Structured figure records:
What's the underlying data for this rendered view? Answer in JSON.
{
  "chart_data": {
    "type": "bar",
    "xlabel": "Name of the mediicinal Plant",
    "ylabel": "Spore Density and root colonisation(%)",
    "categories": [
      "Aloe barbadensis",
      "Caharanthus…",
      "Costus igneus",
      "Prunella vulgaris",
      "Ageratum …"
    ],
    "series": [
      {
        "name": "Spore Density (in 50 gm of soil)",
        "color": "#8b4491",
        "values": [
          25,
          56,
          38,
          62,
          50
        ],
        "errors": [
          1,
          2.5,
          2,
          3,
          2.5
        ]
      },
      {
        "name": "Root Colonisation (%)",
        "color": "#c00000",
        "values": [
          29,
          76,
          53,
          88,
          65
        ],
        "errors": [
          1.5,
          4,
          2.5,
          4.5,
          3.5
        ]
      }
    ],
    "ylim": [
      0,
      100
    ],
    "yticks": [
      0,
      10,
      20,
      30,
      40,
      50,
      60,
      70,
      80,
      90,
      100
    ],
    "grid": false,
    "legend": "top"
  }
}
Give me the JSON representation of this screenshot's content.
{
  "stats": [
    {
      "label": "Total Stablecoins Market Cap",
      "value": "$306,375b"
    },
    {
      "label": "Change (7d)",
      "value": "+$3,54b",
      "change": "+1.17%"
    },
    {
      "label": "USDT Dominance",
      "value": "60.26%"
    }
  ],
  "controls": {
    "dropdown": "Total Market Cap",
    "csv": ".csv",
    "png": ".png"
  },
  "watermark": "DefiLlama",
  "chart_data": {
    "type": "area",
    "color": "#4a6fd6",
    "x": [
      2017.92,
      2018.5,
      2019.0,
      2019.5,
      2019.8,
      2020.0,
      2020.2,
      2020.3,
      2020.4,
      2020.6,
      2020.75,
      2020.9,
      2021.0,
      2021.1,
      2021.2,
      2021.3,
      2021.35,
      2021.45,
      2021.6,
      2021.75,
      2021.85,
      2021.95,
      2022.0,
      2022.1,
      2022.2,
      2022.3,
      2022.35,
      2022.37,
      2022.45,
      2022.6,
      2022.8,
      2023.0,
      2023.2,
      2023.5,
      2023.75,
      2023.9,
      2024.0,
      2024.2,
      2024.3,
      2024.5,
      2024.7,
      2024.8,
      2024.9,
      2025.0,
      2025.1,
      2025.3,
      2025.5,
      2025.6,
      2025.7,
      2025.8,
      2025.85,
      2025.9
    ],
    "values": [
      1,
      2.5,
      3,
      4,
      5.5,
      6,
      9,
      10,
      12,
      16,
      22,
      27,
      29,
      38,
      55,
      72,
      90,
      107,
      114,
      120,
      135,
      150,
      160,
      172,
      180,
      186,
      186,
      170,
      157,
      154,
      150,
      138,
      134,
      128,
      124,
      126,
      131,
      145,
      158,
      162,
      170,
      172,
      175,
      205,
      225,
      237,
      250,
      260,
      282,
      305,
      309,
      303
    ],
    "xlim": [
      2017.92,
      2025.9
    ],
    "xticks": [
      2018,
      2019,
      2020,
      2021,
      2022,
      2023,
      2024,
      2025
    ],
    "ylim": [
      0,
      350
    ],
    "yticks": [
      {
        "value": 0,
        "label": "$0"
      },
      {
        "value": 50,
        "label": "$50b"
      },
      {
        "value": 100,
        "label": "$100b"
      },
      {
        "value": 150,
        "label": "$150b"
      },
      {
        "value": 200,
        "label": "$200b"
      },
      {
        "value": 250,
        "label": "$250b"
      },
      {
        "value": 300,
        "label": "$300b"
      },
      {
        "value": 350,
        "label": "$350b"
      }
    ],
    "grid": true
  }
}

## Exercise goal
The entries above must be returned in full, exactly as shown.

## Exercise solution
What's the underlying data for this rendered view? Answer in JSON.
{
  "chart_data": {
    "type": "bar",
    "xlabel": "Name of the mediicinal Plant",
    "ylabel": "Spore Density and root colonisation(%)",
    "categories": [
      "Aloe barbadensis",
      "Caharanthus…",
      "Costus igneus",
      "Prunella vulgaris",
      "Ageratum …"
    ],
    "series": [
      {
        "name": "Spore Density (in 50 gm of soil)",
        "color": "#8b4491",
        "values": [
          25,
          56,
          38,
          62,
          50
        ],
        "errors": [
          1,
          2.5,
          2,
          3,
          2.5
        ]
      },
      {
        "name": "Root Colonisation (%)",
        "color": "#c00000",
        "values": [
          29,
          76,
          53,
          88,
          65
        ],
        "errors": [
          1.5,
          4,
          2.5,
          4.5,
          3.5
        ]
      }
    ],
    "ylim": [
      0,
      100
    ],
    "yticks": [
      0,
      10,
      20,
      30,
      40,
      50,
      60,
      70,
      80,
      90,
      100
    ],
    "grid": false,
    "legend": "top"
  }
}
Give me the JSON representation of this screenshot's content.
{
  "stats": [
    {
      "label": "Total Stablecoins Market Cap",
      "value": "$306,375b"
    },
    {
      "label": "Change (7d)",
      "value": "+$3,54b",
      "change": "+1.17%"
    },
    {
      "label": "USDT Dominance",
      "value": "60.26%"
    }
  ],
  "controls": {
    "dropdown": "Total Market Cap",
    "csv": ".csv",
    "png": ".png"
  },
  "watermark": "DefiLlama",
  "chart_data": {
    "type": "area",
    "color": "#4a6fd6",
    "x": [
      2017.92,
      2018.5,
      2019.0,
      2019.5,
      2019.8,
      2020.0,
      2020.2,
      2020.3,
      2020.4,
      2020.6,
      2020.75,
      2020.9,
      2021.0,
      2021.1,
      2021.2,
      2021.3,
      2021.35,
      2021.45,
      2021.6,
      2021.75,
      2021.85,
      2021.95,
      2022.0,
      2022.1,
      2022.2,
      2022.3,
      2022.35,
      2022.37,
      2022.45,
      2022.6,
      2022.8,
      2023.0,
      2023.2,
      2023.5,
      2023.75,
      2023.9,
      2024.0,
      2024.2,
      2024.3,
      2024.5,
      2024.7,
      2024.8,
      2024.9,
      2025.0,
      2025.1,
      2025.3,
      2025.5,
      2025.6,
      2025.7,
      2025.8,
      2025.85,
      2025.9
    ],
    "values": [
      1,
      2.5,
      3,
      4,
      5.5,
      6,
      9,
      10,
      12,
      16,
      22,
      27,
      29,
      38,
      55,
      72,
      90,
      107,
      114,
      120,
      135,
      150,
      160,
      172,
      180,
      186,
      186,
      170,
      157,
      154,
      150,
      138,
      134,
      128,
      124,
      126,
      131,
      145,
      158,
      162,
      170,
      172,
      175,
      205,
      225,
      237,
      250,
      260,
      282,
      305,
      309,
      303
    ],
    "xlim": [
      2017.92,
      2025.9
    ],
    "xticks": [
      2018,
      2019,
      2020,
      2021,
      2022,
      2023,
      2024,
      2025
    ],
    "ylim": [
      0,
      350
    ],
    "yticks": [
      {
        "value": 0,
        "label": "$0"
      },
      {
        "value": 50,
        "label": "$50b"
      },
      {
        "value": 100,
        "label": "$100b"
      },
      {
        "value": 150,
        "label": "$150b"
      },
      {
        "value": 200,
        "label": "$200b"
      },
      {
        "value": 250,
        "label": "$250b"
      },
      {
        "value": 300,
        "label": "$300b"
      },
      {
        "value": 350,
        "label": "$350b"
      }
    ],
    "grid": true
  }
}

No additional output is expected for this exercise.